Collection entries:

>>

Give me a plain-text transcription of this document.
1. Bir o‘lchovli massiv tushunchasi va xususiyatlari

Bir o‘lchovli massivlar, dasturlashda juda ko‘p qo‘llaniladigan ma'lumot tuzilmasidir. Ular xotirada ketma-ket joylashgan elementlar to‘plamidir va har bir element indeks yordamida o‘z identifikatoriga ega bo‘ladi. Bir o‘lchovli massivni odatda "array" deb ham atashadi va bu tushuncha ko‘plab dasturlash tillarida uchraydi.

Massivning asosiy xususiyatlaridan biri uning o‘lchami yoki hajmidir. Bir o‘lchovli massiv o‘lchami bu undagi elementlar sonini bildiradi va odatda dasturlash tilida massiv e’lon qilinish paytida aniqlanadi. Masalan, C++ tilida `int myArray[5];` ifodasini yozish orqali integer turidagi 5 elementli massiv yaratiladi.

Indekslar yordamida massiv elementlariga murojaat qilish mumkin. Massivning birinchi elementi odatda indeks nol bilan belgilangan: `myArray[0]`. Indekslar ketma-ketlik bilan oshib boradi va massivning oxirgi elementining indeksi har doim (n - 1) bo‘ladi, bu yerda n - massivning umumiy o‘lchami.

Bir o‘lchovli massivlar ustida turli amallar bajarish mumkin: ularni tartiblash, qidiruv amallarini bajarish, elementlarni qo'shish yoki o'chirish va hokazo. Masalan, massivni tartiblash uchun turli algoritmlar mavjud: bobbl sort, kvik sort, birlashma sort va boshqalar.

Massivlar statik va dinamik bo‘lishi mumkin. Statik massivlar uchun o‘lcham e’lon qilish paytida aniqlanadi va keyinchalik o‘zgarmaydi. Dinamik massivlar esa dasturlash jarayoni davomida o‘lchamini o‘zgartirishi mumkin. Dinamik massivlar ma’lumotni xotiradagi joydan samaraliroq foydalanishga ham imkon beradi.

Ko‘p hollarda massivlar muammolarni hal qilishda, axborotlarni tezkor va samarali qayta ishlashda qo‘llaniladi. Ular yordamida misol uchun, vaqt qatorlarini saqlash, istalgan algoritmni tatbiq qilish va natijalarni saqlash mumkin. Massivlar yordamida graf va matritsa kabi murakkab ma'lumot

<<

EXERCISE TASK:
Count every line of the material above that holds the string "yoki", then state only the total.

IN RESPONSE:
2